== Prompt ==
Provide only the number of lines in the listing that contain the string "在实际业务中".
═══ Entries supplied ═══
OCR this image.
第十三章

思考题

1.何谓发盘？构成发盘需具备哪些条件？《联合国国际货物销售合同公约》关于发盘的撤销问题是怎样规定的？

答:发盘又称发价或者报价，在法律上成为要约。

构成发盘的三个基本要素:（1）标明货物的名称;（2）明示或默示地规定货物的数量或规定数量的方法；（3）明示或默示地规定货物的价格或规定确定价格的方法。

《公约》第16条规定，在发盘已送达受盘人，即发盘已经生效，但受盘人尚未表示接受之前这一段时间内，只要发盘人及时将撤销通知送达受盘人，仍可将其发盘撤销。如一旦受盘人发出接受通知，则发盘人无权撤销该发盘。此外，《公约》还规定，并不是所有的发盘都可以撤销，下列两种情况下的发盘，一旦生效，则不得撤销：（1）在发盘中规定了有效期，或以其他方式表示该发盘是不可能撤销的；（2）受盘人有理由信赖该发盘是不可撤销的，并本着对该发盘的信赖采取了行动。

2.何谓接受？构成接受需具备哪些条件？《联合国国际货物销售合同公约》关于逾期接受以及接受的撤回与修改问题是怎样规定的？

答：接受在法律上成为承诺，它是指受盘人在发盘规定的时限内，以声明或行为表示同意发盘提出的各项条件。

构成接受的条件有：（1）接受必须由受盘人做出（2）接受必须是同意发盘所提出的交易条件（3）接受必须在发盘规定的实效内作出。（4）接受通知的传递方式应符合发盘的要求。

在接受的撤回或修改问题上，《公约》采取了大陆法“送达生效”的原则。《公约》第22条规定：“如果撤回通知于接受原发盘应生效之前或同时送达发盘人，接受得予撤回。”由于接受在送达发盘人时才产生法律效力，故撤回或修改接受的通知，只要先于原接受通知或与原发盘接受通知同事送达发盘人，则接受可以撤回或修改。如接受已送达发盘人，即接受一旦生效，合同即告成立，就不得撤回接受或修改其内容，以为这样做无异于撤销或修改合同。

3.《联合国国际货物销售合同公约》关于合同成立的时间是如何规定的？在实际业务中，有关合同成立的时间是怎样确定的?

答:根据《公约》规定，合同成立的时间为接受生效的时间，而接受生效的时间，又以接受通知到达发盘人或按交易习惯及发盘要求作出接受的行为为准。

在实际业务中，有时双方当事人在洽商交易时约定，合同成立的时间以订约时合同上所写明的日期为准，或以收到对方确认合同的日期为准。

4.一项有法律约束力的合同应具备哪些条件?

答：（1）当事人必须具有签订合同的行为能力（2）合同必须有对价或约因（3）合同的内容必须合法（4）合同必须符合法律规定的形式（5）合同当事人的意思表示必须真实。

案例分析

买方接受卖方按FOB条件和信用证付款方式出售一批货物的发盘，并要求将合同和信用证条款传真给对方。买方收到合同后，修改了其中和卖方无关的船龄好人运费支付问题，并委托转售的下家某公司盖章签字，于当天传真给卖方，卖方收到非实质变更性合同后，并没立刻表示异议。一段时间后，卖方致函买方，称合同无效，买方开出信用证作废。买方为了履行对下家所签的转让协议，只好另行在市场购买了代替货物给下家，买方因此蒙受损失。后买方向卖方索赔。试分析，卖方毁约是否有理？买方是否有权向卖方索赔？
═══
== Complete output ==
2